■ **Written request 1**
Convert the dataset entries from the line containing "page-icon [536, 9, 550, 24]" through the line containing "home-icon [0, 162, 14, 180]", both ends included, into a Markdown table with the columns "Row" and "Entry". Each row should hold a row number and one line, with blank lines omitted.

■ **Extracted text**
[Start]

A Libertarian View on Class Warfare

"Reject your sense of injury and the injury itself disappears."

"The object of life is not to be on the side of the majority, but to escape finding oneself in the ranks of the insane." 

"A man should be upright, not be kept upright."

"That which is not good for the swarm, neither is it good for the bee."

~ Marcus Aurelius, Meditations

Disclaimer: I am broke. 

Super broke. Believe me. 

To be absolutely clear, I do not mean the kind of broke that can only afford a cheap MP3 player from the Argos catalogue instead of a gleaming new iPod. It’s not the kind that’s forced to pick the grubby package holiday to Majorca instead of a private beach on Martinique waited by native girls in coconut bikinis. Nor even is it the kind of broke that possesses two bangers instead of five Ferraris. God forbid!

I mean utterly, dirt awful broke.

I say this in the hope of taking the fangs out of that tired old Leftist speech bubble, which pounces on anyone arguing for free markets and economic non-intervention as "hating the poor" or some such nonsense. I’m not perfect, sure, but I don’t hate myself. It’s certainly true that the class struggle rhetoric promulgated by the Labour Party in 50s/60s/70s Britain (a period which – totally unrelated – saw Britain’s greatest decline) had totally lost its appeal by the 80s, as Margaret Thatcher’s reign produced a dramatic increase in living standards. Try to deny it, I dare you. We all know that’s why Tony Blair could only win over the country by imitating her policies.

I will not address those who loudly proclaim the failure of capitalism with every market crash, since as anyone who is familiar with Nobel economist F.A. Hayek’s work on business cycles and monetary policy will know, recessions are engineered by the one sector of the economy that for nearly a century has been stubbornly socialized: monetary policy and central banking. As an Austrian-school free banker I depart on this point from Thatcher’s Friedman-school monetarism. It is quite possible that many of those who are against the worst excesses of the banking sector do not realize that most Libertarians are in fact on their side, if for slightly different reasons.

In an earlier article of mine, Purchasing power and the gap fallacy, I called these people "Gappers" for their eternal obsession with the gap between the rich and the poor: the gap fallacy. I explained that since all the incentives of capitalism point towards expanding and streamlining the economy to meet human needs and desires, if the process is allowed to work without undue political intrusions, you will get an increase in PURCHASING POWER.

[End]

[Dataset entries]
[Start]

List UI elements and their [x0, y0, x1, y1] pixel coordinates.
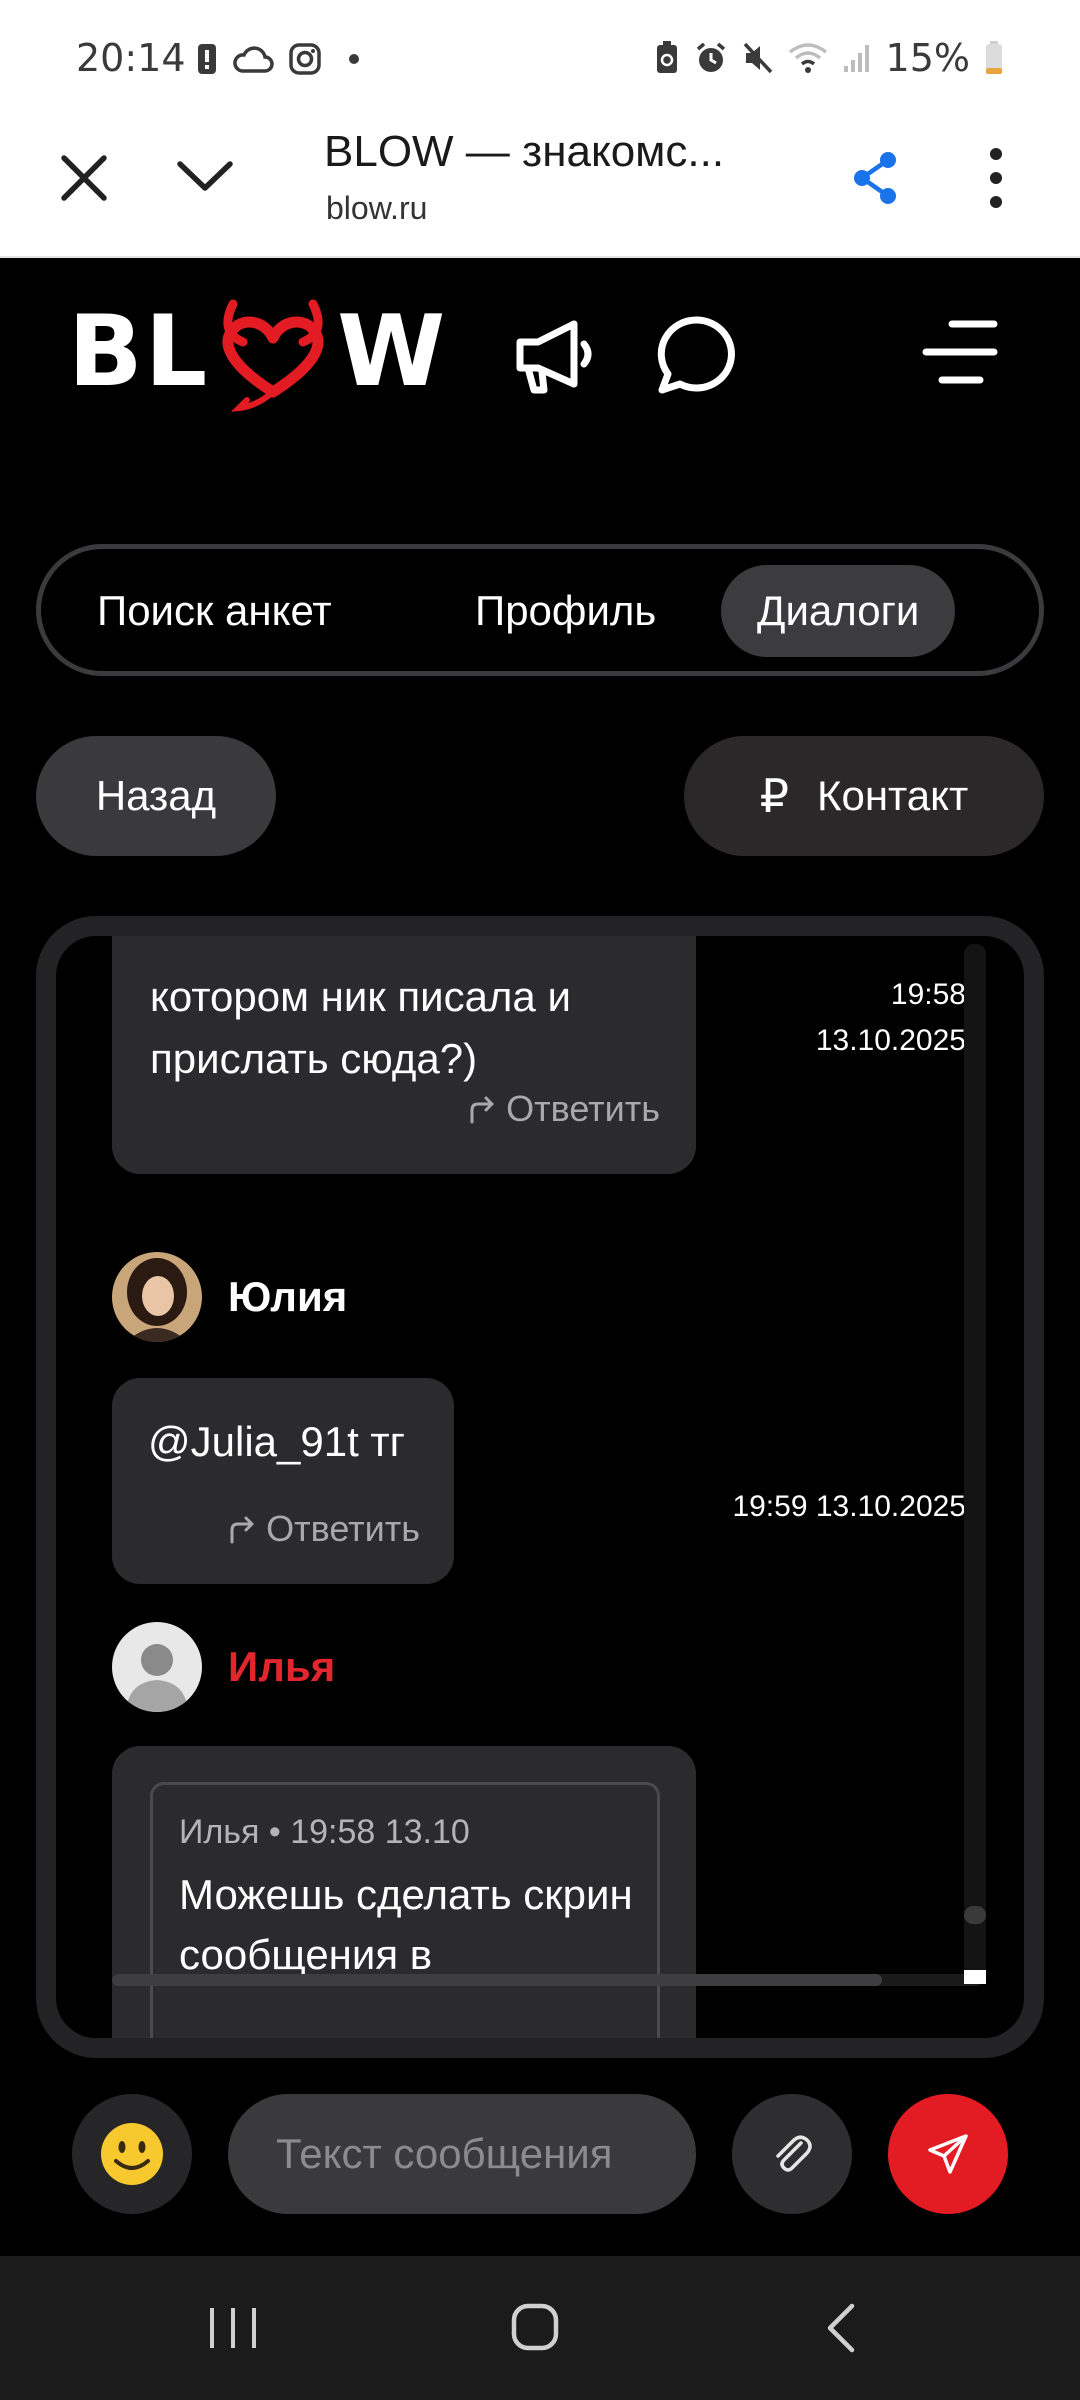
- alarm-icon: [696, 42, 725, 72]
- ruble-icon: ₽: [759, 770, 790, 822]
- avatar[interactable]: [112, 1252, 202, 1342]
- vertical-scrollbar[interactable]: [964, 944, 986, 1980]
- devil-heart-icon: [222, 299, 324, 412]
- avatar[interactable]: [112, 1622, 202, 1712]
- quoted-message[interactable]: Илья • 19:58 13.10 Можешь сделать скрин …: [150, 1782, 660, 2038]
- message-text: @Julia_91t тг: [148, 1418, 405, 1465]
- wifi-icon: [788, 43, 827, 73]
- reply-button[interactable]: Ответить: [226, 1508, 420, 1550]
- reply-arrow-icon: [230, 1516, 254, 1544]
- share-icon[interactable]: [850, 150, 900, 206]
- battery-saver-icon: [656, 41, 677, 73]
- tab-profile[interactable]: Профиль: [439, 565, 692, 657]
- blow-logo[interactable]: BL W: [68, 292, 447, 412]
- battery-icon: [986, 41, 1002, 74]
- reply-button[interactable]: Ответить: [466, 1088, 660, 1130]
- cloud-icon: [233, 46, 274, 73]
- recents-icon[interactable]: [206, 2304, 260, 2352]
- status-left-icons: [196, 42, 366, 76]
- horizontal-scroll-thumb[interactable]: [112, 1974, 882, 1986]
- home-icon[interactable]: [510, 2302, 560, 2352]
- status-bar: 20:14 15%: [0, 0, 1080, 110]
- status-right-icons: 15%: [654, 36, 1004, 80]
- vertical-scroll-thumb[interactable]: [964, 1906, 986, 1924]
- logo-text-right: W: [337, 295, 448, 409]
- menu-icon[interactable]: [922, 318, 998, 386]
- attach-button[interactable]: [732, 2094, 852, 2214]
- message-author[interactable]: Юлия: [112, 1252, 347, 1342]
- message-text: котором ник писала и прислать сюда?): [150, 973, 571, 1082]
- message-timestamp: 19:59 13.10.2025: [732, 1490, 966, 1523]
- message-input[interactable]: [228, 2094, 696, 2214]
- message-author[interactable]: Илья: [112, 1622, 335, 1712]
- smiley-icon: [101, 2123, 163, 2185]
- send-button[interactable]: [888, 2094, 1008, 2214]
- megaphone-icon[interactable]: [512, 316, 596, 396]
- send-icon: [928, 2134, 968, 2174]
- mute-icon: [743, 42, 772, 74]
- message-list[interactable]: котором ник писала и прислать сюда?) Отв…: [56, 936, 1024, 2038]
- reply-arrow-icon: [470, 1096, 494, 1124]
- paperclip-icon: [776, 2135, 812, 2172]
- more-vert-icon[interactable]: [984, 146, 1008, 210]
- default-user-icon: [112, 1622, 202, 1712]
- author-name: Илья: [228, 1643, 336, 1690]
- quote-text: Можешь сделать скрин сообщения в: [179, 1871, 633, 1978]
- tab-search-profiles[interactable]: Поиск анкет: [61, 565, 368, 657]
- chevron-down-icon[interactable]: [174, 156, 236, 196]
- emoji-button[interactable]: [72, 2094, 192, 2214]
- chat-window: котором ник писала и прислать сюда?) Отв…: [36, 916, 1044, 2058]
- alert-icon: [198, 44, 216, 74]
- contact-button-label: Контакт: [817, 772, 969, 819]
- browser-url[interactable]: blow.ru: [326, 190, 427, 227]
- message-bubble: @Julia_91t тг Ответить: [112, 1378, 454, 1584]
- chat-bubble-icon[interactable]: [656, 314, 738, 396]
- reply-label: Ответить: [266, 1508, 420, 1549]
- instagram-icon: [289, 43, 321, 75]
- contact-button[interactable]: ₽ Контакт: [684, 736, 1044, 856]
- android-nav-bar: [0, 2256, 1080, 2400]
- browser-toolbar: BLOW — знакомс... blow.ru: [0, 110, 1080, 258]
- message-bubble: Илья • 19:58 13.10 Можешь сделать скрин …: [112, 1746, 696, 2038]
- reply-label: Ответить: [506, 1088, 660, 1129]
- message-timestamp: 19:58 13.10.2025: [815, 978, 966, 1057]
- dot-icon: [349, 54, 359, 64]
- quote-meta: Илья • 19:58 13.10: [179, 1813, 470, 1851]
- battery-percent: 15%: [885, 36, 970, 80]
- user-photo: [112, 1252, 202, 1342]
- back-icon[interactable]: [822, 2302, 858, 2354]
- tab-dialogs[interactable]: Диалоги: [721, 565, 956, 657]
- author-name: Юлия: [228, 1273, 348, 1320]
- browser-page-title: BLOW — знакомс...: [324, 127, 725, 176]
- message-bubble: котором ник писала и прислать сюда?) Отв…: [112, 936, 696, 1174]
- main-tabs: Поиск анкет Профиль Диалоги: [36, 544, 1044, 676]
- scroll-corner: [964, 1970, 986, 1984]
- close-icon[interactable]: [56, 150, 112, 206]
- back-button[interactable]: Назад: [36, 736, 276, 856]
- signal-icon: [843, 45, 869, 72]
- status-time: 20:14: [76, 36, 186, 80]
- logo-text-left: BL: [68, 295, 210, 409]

[End]
[Start]

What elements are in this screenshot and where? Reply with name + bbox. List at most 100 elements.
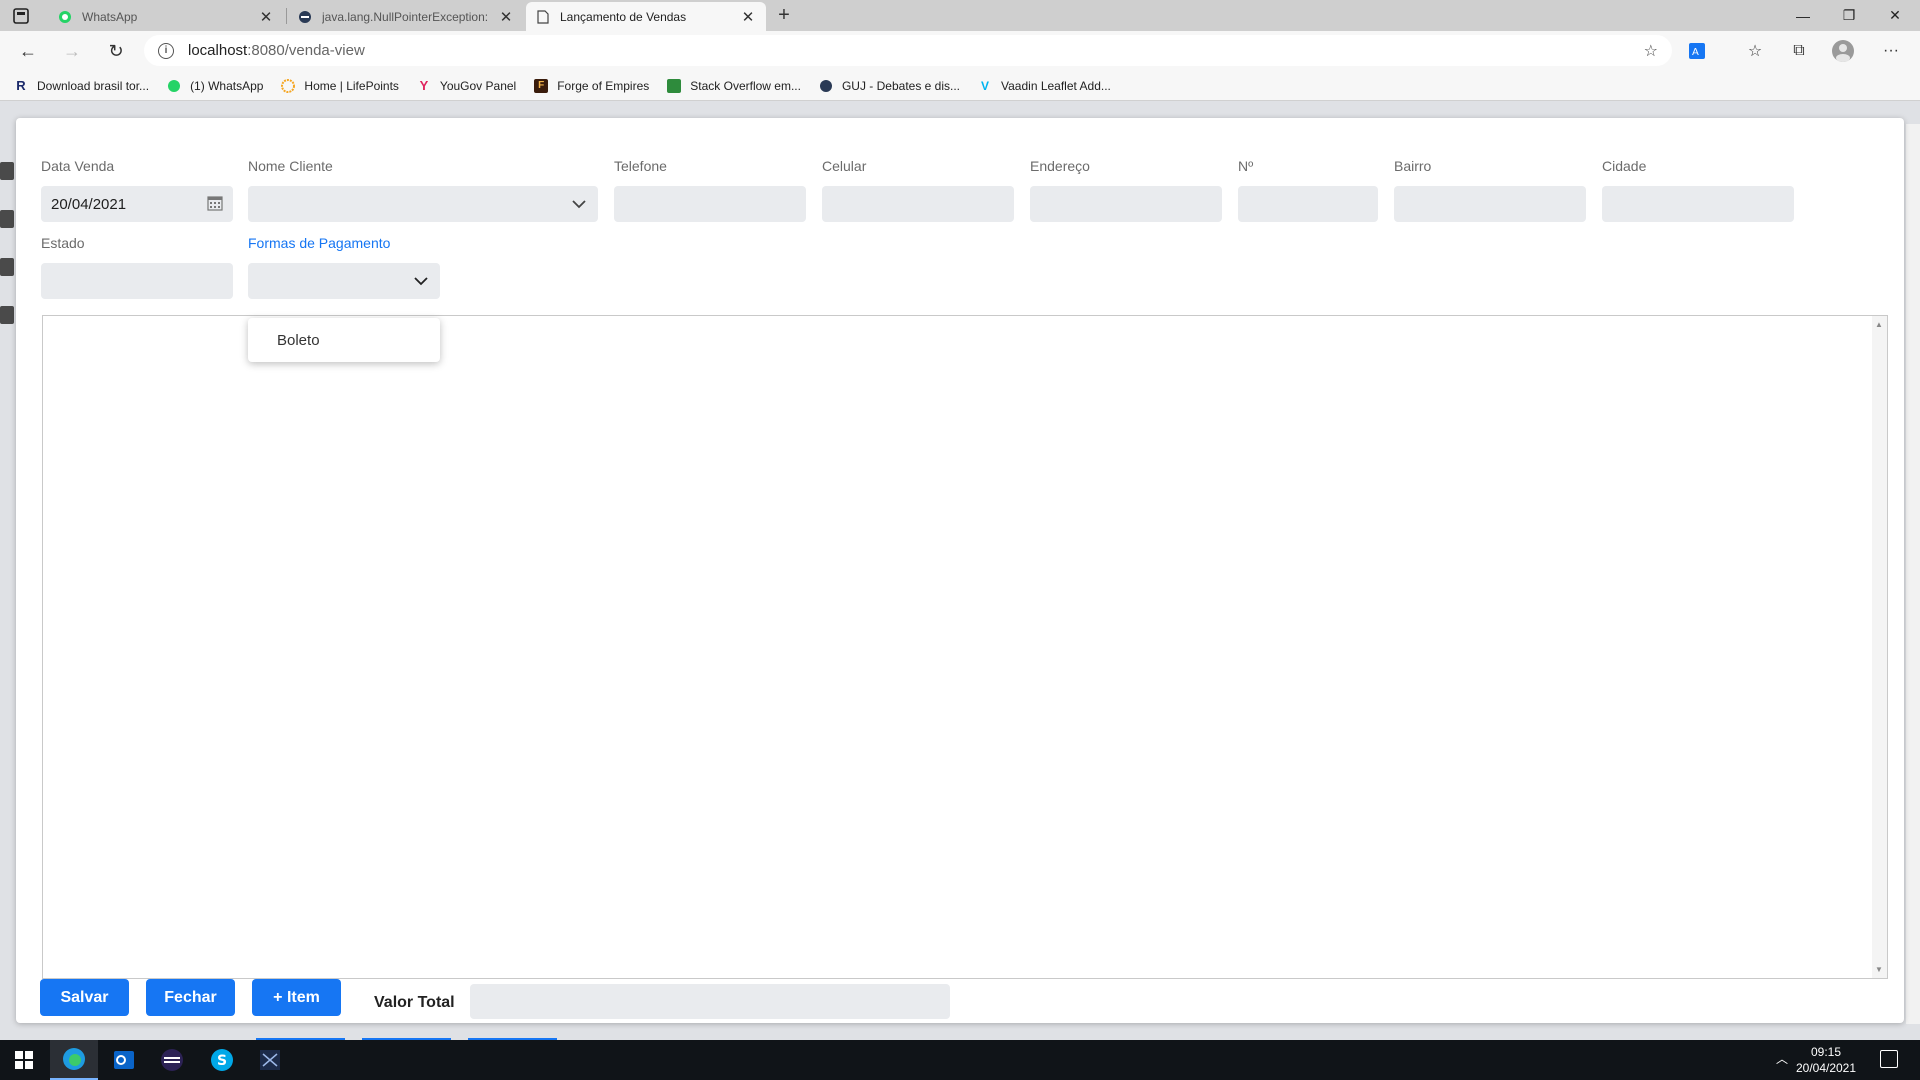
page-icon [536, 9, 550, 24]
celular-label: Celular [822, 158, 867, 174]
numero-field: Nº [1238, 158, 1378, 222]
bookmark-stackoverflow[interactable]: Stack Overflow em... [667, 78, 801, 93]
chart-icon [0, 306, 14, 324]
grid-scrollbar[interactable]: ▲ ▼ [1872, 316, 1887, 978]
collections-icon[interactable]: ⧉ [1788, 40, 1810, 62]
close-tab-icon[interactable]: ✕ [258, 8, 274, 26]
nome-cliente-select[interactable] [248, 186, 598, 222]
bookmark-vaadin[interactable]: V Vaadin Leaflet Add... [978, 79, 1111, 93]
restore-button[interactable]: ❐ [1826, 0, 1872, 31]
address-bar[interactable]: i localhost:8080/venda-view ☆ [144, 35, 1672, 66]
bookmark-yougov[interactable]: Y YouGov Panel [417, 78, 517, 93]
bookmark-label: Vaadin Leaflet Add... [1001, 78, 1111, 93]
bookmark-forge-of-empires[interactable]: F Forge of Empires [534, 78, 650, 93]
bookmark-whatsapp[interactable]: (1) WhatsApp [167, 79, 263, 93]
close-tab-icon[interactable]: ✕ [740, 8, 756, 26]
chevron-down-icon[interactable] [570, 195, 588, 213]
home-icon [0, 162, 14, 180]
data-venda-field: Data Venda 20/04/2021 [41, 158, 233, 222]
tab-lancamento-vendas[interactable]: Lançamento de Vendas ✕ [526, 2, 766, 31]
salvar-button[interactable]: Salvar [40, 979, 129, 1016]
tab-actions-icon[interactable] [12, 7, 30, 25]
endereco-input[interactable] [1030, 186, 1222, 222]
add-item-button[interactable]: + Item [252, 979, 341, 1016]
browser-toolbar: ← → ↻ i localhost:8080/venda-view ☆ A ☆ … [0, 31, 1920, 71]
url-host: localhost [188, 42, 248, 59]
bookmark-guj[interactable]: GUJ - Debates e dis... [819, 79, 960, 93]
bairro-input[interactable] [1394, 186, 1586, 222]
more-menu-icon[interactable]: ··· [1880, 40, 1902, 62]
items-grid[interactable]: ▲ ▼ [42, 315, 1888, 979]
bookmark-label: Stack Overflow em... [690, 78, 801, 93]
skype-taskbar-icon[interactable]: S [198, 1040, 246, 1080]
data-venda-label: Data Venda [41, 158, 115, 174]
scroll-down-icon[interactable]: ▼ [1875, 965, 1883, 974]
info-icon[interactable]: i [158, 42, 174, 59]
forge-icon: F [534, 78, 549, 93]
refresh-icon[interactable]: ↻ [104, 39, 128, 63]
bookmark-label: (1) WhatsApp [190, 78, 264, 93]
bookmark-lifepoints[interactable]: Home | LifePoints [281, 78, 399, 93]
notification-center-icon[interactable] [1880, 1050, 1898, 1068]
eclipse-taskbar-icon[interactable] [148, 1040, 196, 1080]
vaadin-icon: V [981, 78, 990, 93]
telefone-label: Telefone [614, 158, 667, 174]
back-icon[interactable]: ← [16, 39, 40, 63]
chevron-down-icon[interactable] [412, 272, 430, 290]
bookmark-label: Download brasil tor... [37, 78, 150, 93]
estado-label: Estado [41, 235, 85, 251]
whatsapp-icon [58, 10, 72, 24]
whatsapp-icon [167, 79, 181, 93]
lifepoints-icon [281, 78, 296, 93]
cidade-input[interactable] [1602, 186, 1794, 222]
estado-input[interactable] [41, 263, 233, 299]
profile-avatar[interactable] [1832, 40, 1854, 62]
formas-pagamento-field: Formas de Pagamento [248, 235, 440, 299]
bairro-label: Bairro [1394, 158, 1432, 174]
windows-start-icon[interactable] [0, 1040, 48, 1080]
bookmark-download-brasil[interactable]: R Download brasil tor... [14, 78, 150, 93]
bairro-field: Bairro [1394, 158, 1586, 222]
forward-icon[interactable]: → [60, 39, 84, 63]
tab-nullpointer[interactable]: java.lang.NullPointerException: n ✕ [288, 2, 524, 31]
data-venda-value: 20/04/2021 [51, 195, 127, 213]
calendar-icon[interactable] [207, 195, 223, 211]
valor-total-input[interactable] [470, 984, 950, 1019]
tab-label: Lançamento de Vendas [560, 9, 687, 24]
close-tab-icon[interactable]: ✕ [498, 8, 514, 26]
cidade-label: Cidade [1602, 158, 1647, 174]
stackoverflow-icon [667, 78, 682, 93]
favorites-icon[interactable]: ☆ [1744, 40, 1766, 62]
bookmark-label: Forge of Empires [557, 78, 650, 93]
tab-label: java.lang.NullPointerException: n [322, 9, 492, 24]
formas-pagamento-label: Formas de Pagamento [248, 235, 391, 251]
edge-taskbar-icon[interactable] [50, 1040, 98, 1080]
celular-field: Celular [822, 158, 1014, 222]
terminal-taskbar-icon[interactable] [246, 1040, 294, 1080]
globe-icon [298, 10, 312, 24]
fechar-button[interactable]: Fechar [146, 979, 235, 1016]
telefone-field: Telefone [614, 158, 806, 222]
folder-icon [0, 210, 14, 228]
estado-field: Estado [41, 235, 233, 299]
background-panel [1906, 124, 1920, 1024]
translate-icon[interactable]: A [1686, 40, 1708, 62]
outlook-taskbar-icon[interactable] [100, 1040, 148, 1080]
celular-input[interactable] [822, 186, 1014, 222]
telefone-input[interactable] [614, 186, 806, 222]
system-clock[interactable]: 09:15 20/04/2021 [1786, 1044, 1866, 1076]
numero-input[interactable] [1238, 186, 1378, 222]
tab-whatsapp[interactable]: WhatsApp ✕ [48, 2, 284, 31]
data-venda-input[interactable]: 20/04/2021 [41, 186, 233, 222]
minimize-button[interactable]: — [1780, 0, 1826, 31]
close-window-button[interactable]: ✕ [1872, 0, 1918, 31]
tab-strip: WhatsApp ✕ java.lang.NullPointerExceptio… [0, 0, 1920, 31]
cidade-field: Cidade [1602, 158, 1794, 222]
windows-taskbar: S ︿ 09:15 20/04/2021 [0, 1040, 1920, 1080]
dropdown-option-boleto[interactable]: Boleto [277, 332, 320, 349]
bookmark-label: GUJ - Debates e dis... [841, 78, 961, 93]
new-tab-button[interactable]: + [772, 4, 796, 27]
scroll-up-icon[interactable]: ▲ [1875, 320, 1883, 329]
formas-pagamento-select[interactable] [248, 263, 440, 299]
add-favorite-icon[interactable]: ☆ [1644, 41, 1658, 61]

[End]

■ **Written request 2**
Update the stretch of the essay on class warfare from "Super broke. Believe" through "mean utterly, dirt awful broke." by replacing "Majorca" with "Ibiza".

■ **Exercise solution 1**
| Row | Entry |
|---|---|
| 1 | page-icon [536, 9, 550, 24] |
| 2 | celular-label: Celular [822, 158, 867, 174] |
| 3 | numero-field: Nº [1238, 158, 1378, 222] |
| 4 | bookmark-stackoverflow[interactable]: Stack Overflow em... [667, 78, 801, 93] |
| 5 | chart-icon [0, 306, 14, 324] |
| 6 | grid-scrollbar[interactable]: ▲ ▼ [1872, 316, 1887, 978] |
| 7 | collections-icon[interactable]: ⧉ [1788, 40, 1810, 62] |
| 8 | close-tab-icon[interactable]: ✕ [258, 8, 274, 26] |
| 9 | nome-cliente-select[interactable] [248, 186, 598, 222] |
| 10 | bookmark-vaadin[interactable]: V Vaadin Leaflet Add... [978, 79, 1111, 93] |
| 11 | restore-button[interactable]: ❐ [1826, 0, 1872, 31] |
| 12 | address-bar[interactable]: i localhost:8080/venda-view ☆ [144, 35, 1672, 66] |
| 13 | bookmark-yougov[interactable]: Y YouGov Panel [417, 78, 517, 93] |
| 14 | bookmark-label: Vaadin Leaflet Add... [1001, 78, 1111, 93] |
| 15 | bookmark-forge-of-empires[interactable]: F Forge of Empires [534, 78, 650, 93] |
| 16 | bookmark-whatsapp[interactable]: (1) WhatsApp [167, 79, 263, 93] |
| 17 | close-tab-icon[interactable]: ✕ [740, 8, 756, 26] |
| 18 | chevron-down-icon[interactable] [570, 195, 588, 213] |
| 19 | home-icon [0, 162, 14, 180] |

■ **Exercise solution 2**
Super broke. Believe me. 

To be absolutely clear, I do not mean the kind of broke that can only afford a cheap MP3 player from the Argos catalogue instead of a gleaming new iPod. It’s not the kind that’s forced to pick the grubby package holiday to Ibiza instead of a private beach on Martinique waited by native girls in coconut bikinis. Nor even is it the kind of broke that possesses two bangers instead of five Ferraris. God forbid!

I mean utterly, dirt awful broke.